■ **Short problem**
Give the listing below again in full, exactly as written.

——

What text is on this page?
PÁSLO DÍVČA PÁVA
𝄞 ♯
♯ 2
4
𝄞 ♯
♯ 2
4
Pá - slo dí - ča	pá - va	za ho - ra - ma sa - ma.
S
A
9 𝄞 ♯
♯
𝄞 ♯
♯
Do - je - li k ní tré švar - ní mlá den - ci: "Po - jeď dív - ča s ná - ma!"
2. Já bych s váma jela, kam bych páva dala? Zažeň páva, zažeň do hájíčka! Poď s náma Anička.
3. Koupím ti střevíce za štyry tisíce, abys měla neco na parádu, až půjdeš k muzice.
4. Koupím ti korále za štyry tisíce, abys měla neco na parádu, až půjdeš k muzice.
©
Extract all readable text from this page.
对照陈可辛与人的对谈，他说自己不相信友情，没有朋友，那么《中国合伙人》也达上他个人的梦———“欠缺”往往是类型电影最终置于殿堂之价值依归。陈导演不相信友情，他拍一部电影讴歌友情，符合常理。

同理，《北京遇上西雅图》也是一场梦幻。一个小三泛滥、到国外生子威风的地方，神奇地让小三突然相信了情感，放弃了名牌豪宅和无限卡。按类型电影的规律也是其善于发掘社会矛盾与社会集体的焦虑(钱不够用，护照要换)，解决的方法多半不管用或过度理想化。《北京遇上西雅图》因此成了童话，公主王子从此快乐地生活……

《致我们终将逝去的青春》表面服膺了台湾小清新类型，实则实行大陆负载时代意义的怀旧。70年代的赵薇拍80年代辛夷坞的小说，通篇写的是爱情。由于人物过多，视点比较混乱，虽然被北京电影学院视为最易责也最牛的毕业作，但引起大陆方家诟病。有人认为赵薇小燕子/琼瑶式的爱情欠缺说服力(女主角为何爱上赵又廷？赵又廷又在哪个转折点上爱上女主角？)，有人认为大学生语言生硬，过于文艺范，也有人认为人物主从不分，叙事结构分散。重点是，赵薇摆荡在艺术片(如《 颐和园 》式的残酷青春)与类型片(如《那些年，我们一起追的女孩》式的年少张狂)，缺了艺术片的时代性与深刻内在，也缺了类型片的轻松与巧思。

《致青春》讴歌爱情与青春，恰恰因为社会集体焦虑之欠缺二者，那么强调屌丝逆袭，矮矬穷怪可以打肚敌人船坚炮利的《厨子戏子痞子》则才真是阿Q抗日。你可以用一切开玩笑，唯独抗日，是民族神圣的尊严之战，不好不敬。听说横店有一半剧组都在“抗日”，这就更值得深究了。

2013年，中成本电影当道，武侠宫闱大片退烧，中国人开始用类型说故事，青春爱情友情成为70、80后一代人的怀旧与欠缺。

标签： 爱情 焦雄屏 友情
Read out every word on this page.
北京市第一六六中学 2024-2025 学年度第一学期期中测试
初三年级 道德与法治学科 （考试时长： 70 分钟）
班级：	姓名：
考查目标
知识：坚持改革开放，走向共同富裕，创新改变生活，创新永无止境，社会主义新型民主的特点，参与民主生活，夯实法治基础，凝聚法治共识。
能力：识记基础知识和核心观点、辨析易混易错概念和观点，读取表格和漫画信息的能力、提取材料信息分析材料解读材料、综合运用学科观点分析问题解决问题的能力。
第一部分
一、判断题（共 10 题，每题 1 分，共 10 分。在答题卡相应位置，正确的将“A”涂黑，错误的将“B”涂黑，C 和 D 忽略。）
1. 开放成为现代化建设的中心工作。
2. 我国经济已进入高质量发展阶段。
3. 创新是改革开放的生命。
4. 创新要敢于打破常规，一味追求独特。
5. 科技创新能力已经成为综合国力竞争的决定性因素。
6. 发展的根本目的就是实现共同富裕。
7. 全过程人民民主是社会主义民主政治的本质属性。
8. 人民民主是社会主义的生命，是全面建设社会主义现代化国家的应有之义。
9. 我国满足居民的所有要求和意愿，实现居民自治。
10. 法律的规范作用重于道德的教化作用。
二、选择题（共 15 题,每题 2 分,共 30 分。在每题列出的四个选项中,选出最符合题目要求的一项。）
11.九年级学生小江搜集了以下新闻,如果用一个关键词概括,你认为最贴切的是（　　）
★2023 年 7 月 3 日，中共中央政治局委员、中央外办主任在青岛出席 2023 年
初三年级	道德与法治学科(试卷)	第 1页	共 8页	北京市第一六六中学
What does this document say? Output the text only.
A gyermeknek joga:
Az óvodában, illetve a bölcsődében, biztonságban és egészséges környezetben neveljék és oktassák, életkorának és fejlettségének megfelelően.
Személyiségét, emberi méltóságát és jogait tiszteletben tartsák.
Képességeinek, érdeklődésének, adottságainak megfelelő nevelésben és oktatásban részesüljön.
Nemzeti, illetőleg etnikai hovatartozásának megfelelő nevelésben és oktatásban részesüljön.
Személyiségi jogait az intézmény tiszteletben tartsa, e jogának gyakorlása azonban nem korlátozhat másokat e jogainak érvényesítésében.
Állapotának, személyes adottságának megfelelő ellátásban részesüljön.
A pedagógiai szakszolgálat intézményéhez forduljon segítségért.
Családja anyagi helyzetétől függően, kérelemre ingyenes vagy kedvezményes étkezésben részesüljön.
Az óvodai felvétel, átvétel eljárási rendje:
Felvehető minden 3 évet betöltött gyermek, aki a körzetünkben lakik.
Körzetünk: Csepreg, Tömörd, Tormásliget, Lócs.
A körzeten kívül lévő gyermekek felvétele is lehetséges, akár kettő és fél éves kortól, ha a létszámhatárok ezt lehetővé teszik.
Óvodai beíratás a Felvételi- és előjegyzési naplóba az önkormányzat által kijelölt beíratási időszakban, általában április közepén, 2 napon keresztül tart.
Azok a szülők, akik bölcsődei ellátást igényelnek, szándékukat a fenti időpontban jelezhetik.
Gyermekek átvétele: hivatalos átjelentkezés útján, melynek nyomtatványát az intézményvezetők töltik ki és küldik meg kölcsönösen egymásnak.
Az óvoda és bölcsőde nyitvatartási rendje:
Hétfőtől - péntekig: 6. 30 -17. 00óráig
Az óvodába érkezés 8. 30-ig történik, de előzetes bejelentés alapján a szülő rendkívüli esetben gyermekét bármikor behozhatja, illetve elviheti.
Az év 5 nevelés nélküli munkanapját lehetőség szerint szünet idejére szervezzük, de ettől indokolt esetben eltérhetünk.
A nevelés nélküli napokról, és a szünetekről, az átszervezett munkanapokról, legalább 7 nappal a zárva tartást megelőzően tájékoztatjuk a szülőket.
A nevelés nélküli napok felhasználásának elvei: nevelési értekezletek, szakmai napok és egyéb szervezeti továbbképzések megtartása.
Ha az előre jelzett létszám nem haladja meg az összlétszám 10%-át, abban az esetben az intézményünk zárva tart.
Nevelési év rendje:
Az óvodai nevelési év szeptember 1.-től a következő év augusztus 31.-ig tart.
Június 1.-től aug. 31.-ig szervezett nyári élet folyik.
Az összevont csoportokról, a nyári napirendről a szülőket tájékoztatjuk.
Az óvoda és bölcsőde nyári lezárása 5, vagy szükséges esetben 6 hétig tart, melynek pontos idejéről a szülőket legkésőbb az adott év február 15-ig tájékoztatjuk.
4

——

■ **Finished answer**
What text is on this page?
PÁSLO DÍVČA PÁVA
𝄞 ♯
♯ 2
4
𝄞 ♯
♯ 2
4
Pá - slo dí - ča	pá - va	za ho - ra - ma sa - ma.
S
A
9 𝄞 ♯
♯
𝄞 ♯
♯
Do - je - li k ní tré švar - ní mlá den - ci: "Po - jeď dív - ča s ná - ma!"
2. Já bych s váma jela, kam bych páva dala? Zažeň páva, zažeň do hájíčka! Poď s náma Anička.
3. Koupím ti střevíce za štyry tisíce, abys měla neco na parádu, až půjdeš k muzice.
4. Koupím ti korále za štyry tisíce, abys měla neco na parádu, až půjdeš k muzice.
©
Extract all readable text from this page.
对照陈可辛与人的对谈，他说自己不相信友情，没有朋友，那么《中国合伙人》也达上他个人的梦———“欠缺”往往是类型电影最终置于殿堂之价值依归。陈导演不相信友情，他拍一部电影讴歌友情，符合常理。

同理，《北京遇上西雅图》也是一场梦幻。一个小三泛滥、到国外生子威风的地方，神奇地让小三突然相信了情感，放弃了名牌豪宅和无限卡。按类型电影的规律也是其善于发掘社会矛盾与社会集体的焦虑(钱不够用，护照要换)，解决的方法多半不管用或过度理想化。《北京遇上西雅图》因此成了童话，公主王子从此快乐地生活……

《致我们终将逝去的青春》表面服膺了台湾小清新类型，实则实行大陆负载时代意义的怀旧。70年代的赵薇拍80年代辛夷坞的小说，通篇写的是爱情。由于人物过多，视点比较混乱，虽然被北京电影学院视为最易责也最牛的毕业作，但引起大陆方家诟病。有人认为赵薇小燕子/琼瑶式的爱情欠缺说服力(女主角为何爱上赵又廷？赵又廷又在哪个转折点上爱上女主角？)，有人认为大学生语言生硬，过于文艺范，也有人认为人物主从不分，叙事结构分散。重点是，赵薇摆荡在艺术片(如《 颐和园 》式的残酷青春)与类型片(如《那些年，我们一起追的女孩》式的年少张狂)，缺了艺术片的时代性与深刻内在，也缺了类型片的轻松与巧思。

《致青春》讴歌爱情与青春，恰恰因为社会集体焦虑之欠缺二者，那么强调屌丝逆袭，矮矬穷怪可以打肚敌人船坚炮利的《厨子戏子痞子》则才真是阿Q抗日。你可以用一切开玩笑，唯独抗日，是民族神圣的尊严之战，不好不敬。听说横店有一半剧组都在“抗日”，这就更值得深究了。

2013年，中成本电影当道，武侠宫闱大片退烧，中国人开始用类型说故事，青春爱情友情成为70、80后一代人的怀旧与欠缺。

标签： 爱情 焦雄屏 友情
Read out every word on this page.
北京市第一六六中学 2024-2025 学年度第一学期期中测试
初三年级 道德与法治学科 （考试时长： 70 分钟）
班级：	姓名：
考查目标
知识：坚持改革开放，走向共同富裕，创新改变生活，创新永无止境，社会主义新型民主的特点，参与民主生活，夯实法治基础，凝聚法治共识。
能力：识记基础知识和核心观点、辨析易混易错概念和观点，读取表格和漫画信息的能力、提取材料信息分析材料解读材料、综合运用学科观点分析问题解决问题的能力。
第一部分
一、判断题（共 10 题，每题 1 分，共 10 分。在答题卡相应位置，正确的将“A”涂黑，错误的将“B”涂黑，C 和 D 忽略。）
1. 开放成为现代化建设的中心工作。
2. 我国经济已进入高质量发展阶段。
3. 创新是改革开放的生命。
4. 创新要敢于打破常规，一味追求独特。
5. 科技创新能力已经成为综合国力竞争的决定性因素。
6. 发展的根本目的就是实现共同富裕。
7. 全过程人民民主是社会主义民主政治的本质属性。
8. 人民民主是社会主义的生命，是全面建设社会主义现代化国家的应有之义。
9. 我国满足居民的所有要求和意愿，实现居民自治。
10. 法律的规范作用重于道德的教化作用。
二、选择题（共 15 题,每题 2 分,共 30 分。在每题列出的四个选项中,选出最符合题目要求的一项。）
11.九年级学生小江搜集了以下新闻,如果用一个关键词概括,你认为最贴切的是（　　）
★2023 年 7 月 3 日，中共中央政治局委员、中央外办主任在青岛出席 2023 年
初三年级	道德与法治学科(试卷)	第 1页	共 8页	北京市第一六六中学
What does this document say? Output the text only.
A gyermeknek joga:
Az óvodában, illetve a bölcsődében, biztonságban és egészséges környezetben neveljék és oktassák, életkorának és fejlettségének megfelelően.
Személyiségét, emberi méltóságát és jogait tiszteletben tartsák.
Képességeinek, érdeklődésének, adottságainak megfelelő nevelésben és oktatásban részesüljön.
Nemzeti, illetőleg etnikai hovatartozásának megfelelő nevelésben és oktatásban részesüljön.
Személyiségi jogait az intézmény tiszteletben tartsa, e jogának gyakorlása azonban nem korlátozhat másokat e jogainak érvényesítésében.
Állapotának, személyes adottságának megfelelő ellátásban részesüljön.
A pedagógiai szakszolgálat intézményéhez forduljon segítségért.
Családja anyagi helyzetétől függően, kérelemre ingyenes vagy kedvezményes étkezésben részesüljön.
Az óvodai felvétel, átvétel eljárási rendje:
Felvehető minden 3 évet betöltött gyermek, aki a körzetünkben lakik.
Körzetünk: Csepreg, Tömörd, Tormásliget, Lócs.
A körzeten kívül lévő gyermekek felvétele is lehetséges, akár kettő és fél éves kortól, ha a létszámhatárok ezt lehetővé teszik.
Óvodai beíratás a Felvételi- és előjegyzési naplóba az önkormányzat által kijelölt beíratási időszakban, általában április közepén, 2 napon keresztül tart.
Azok a szülők, akik bölcsődei ellátást igényelnek, szándékukat a fenti időpontban jelezhetik.
Gyermekek átvétele: hivatalos átjelentkezés útján, melynek nyomtatványát az intézményvezetők töltik ki és küldik meg kölcsönösen egymásnak.
Az óvoda és bölcsőde nyitvatartási rendje:
Hétfőtől - péntekig: 6. 30 -17. 00óráig
Az óvodába érkezés 8. 30-ig történik, de előzetes bejelentés alapján a szülő rendkívüli esetben gyermekét bármikor behozhatja, illetve elviheti.
Az év 5 nevelés nélküli munkanapját lehetőség szerint szünet idejére szervezzük, de ettől indokolt esetben eltérhetünk.
A nevelés nélküli napokról, és a szünetekről, az átszervezett munkanapokról, legalább 7 nappal a zárva tartást megelőzően tájékoztatjuk a szülőket.
A nevelés nélküli napok felhasználásának elvei: nevelési értekezletek, szakmai napok és egyéb szervezeti továbbképzések megtartása.
Ha az előre jelzett létszám nem haladja meg az összlétszám 10%-át, abban az esetben az intézményünk zárva tart.
Nevelési év rendje:
Az óvodai nevelési év szeptember 1.-től a következő év augusztus 31.-ig tart.
Június 1.-től aug. 31.-ig szervezett nyári élet folyik.
Az összevont csoportokról, a nyári napirendről a szülőket tájékoztatjuk.
Az óvoda és bölcsőde nyári lezárása 5, vagy szükséges esetben 6 hétig tart, melynek pontos idejéről a szülőket legkésőbb az adott év február 15-ig tájékoztatjuk.
4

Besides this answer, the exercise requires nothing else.